Leave out the pictures and restate the rest of the data exactly.

---------- Data rows ----------

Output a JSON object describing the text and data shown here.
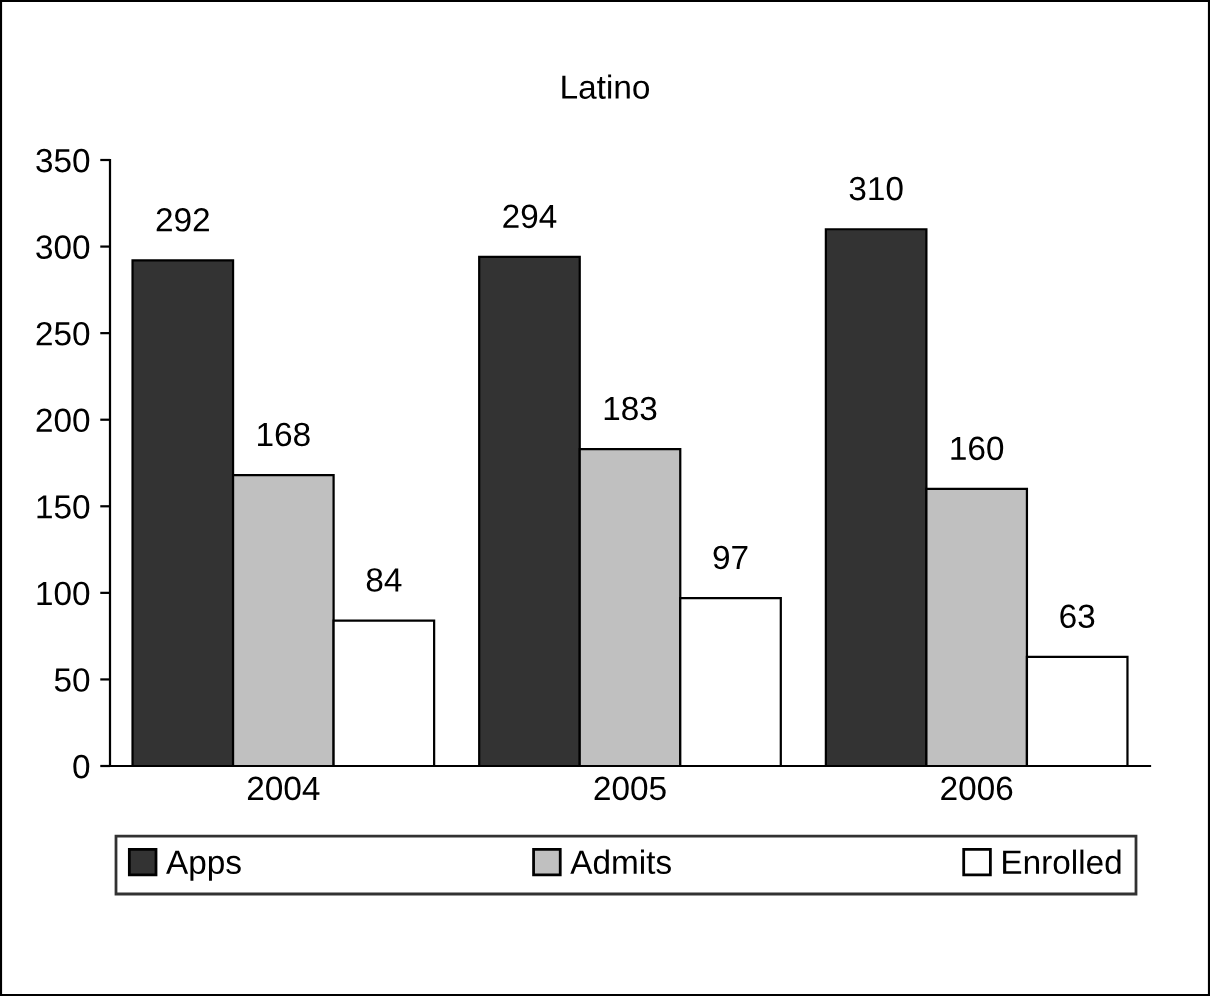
{
  "chart_data": {
    "type": "bar",
    "title": "Latino",
    "categories": [
      "2004",
      "2005",
      "2006"
    ],
    "series": [
      {
        "name": "Apps",
        "color": "#333333",
        "values": [
          292,
          294,
          310
        ]
      },
      {
        "name": "Admits",
        "color": "#c0c0c0",
        "values": [
          168,
          183,
          160
        ]
      },
      {
        "name": "Enrolled",
        "color": "#ffffff",
        "values": [
          84,
          97,
          63
        ]
      }
    ],
    "ylim": [
      0,
      350
    ],
    "yticks": [
      0,
      50,
      100,
      150,
      200,
      250,
      300,
      350
    ],
    "data_labels": true,
    "grid": false,
    "legend": "bottom"
  }
}
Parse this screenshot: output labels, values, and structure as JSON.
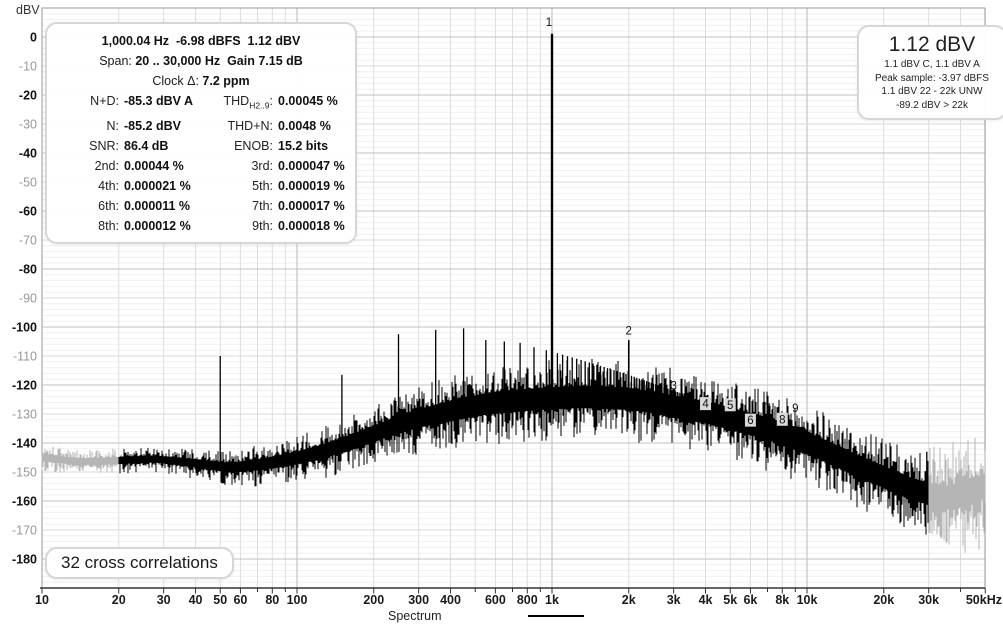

----------

- [Reply to the task]
Output a JSON object describing the text and data shown here.
{
  "chart_data": {
    "type": "bar",
    "title": "Latino",
    "categories": [
      "2004",
      "2005",
      "2006"
    ],
    "series": [
      {
        "name": "Apps",
        "color": "#333333",
        "values": [
          292,
          294,
          310
        ]
      },
      {
        "name": "Admits",
        "color": "#c0c0c0",
        "values": [
          168,
          183,
          160
        ]
      },
      {
        "name": "Enrolled",
        "color": "#ffffff",
        "values": [
          84,
          97,
          63
        ]
      }
    ],
    "ylim": [
      0,
      350
    ],
    "yticks": [
      0,
      50,
      100,
      150,
      200,
      250,
      300,
      350
    ],
    "data_labels": true,
    "grid": false,
    "legend": "bottom"
  }
}
Parse this screenshot: output labels, values, and structure as JSON.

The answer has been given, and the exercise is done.